AIM
Copy out each line containing "checkout" from the entries below.
-- start --
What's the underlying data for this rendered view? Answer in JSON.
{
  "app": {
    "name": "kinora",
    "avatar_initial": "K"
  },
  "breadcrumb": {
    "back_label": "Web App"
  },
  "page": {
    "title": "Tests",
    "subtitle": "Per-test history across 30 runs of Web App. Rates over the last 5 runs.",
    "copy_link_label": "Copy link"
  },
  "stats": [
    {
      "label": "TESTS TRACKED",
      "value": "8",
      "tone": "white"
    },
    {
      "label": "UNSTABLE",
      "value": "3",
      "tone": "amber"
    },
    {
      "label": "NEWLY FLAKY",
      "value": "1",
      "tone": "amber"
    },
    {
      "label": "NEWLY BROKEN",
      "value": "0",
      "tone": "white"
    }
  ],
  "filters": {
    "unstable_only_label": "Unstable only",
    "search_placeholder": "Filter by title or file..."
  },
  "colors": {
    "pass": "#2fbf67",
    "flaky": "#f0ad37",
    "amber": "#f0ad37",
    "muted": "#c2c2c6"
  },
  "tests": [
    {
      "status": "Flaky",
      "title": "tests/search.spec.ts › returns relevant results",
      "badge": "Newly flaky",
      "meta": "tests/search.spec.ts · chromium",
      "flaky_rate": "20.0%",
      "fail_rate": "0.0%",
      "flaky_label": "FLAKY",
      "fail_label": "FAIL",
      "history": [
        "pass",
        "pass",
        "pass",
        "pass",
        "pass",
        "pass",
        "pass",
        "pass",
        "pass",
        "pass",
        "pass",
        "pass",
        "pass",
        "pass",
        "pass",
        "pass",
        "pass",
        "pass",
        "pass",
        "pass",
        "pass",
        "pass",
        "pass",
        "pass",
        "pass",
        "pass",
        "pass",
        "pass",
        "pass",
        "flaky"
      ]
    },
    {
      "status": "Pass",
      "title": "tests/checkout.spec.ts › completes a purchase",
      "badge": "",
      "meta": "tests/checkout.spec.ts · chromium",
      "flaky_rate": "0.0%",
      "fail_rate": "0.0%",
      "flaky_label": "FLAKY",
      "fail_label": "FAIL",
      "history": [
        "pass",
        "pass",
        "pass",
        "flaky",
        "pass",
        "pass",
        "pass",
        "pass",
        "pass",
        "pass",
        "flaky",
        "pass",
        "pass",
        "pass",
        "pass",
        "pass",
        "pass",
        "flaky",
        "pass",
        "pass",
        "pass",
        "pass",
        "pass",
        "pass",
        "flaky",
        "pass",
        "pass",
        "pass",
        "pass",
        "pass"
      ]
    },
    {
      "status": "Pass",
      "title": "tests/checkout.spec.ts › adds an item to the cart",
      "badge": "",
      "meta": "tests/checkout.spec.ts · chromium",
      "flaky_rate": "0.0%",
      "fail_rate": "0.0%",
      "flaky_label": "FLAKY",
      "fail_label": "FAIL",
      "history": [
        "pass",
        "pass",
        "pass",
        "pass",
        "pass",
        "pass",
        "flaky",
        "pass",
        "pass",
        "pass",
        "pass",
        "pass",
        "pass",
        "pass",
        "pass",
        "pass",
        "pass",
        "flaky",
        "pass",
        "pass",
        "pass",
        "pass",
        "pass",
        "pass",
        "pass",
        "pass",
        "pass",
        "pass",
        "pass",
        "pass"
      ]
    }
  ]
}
-- end --
SOLUTION BELOW
      "title": "tests/checkout.spec.ts › completes a purchase",
      "meta": "tests/checkout.spec.ts · chromium",
      "title": "tests/checkout.spec.ts › adds an item to the cart",
      "meta": "tests/checkout.spec.ts · chromium",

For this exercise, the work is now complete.